Aim of the task: For every line in the records that has the word "JSON", make a copy.
-- BEGIN --
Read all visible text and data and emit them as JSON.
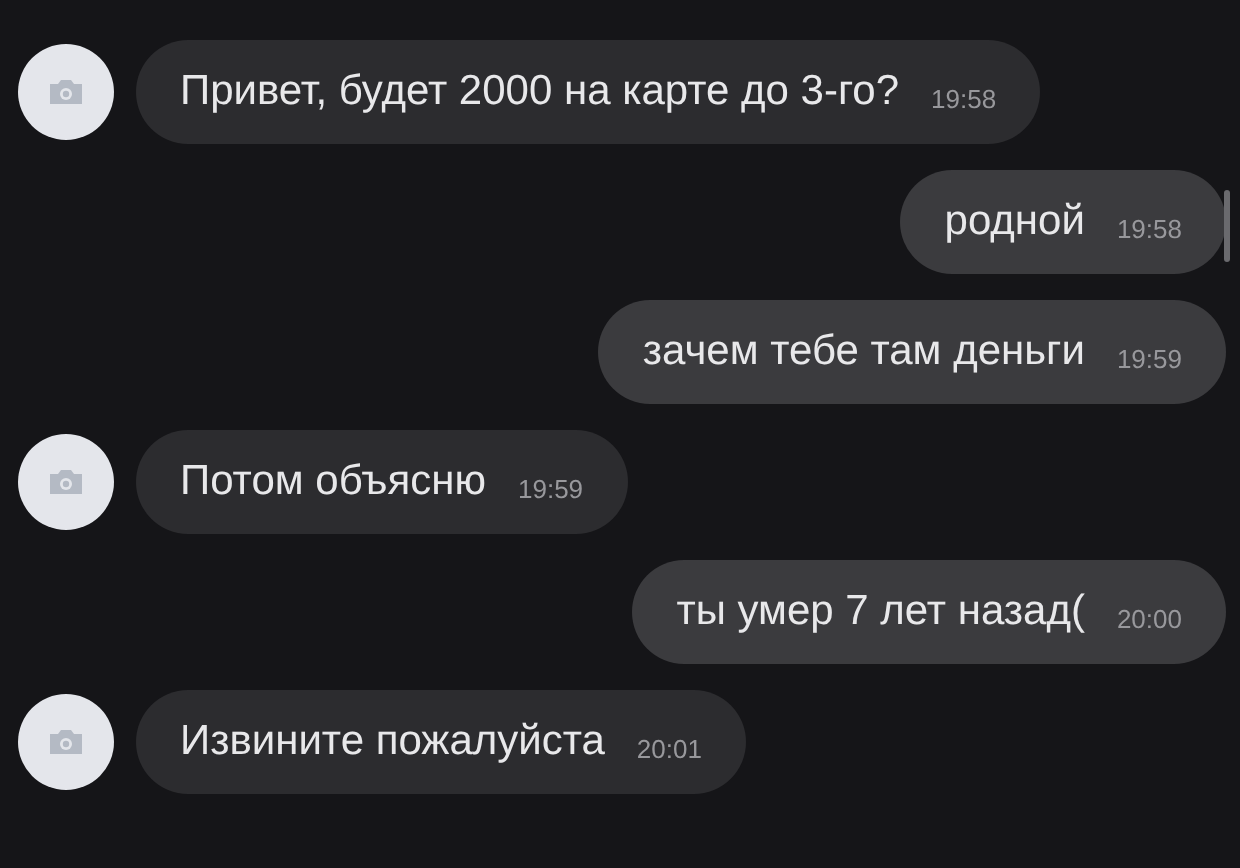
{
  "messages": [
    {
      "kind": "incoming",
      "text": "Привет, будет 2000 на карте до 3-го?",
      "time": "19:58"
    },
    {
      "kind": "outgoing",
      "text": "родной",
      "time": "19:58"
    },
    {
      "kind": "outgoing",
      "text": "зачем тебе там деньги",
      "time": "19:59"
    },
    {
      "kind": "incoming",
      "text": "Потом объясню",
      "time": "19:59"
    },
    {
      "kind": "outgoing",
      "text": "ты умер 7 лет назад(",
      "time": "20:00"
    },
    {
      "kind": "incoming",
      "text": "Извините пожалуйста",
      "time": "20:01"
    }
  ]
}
-- END --
-- BEGIN --
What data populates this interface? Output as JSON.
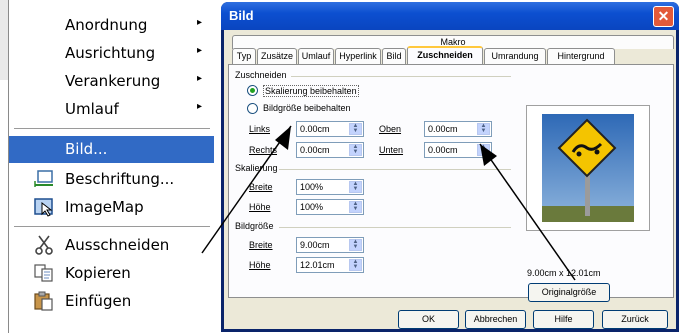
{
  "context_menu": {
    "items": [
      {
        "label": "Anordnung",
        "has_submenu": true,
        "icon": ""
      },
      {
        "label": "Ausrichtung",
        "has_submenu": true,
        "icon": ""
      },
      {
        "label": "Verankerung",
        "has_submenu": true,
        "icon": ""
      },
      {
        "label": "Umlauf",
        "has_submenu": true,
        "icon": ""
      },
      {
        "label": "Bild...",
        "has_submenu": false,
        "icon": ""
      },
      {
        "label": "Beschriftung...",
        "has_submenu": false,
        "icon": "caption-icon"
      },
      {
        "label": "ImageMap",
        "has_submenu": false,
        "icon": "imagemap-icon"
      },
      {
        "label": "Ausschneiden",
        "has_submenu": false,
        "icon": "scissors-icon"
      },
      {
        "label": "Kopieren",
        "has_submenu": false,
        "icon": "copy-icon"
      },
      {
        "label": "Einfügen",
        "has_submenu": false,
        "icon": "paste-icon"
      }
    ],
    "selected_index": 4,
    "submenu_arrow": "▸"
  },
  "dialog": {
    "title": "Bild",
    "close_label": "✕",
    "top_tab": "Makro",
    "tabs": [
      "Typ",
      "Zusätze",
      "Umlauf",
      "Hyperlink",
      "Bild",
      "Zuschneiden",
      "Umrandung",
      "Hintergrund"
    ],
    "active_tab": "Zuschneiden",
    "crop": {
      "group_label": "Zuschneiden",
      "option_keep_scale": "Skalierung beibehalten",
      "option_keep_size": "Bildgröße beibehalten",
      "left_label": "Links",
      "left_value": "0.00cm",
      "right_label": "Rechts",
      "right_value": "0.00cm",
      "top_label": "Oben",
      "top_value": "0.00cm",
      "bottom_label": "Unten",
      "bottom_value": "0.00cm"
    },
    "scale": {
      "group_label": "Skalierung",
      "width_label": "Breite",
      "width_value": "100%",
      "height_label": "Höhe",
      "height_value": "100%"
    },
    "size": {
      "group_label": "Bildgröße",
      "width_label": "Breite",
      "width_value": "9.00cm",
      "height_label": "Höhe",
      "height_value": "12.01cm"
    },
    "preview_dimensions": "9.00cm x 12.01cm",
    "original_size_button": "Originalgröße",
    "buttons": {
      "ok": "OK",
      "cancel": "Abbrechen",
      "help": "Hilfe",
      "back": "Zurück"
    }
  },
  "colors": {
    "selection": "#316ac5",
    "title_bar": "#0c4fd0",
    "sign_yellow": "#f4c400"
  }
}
-- END --
Result of the task:
Read all visible text and data and emit them as JSON.
What data populates this interface? Output as JSON.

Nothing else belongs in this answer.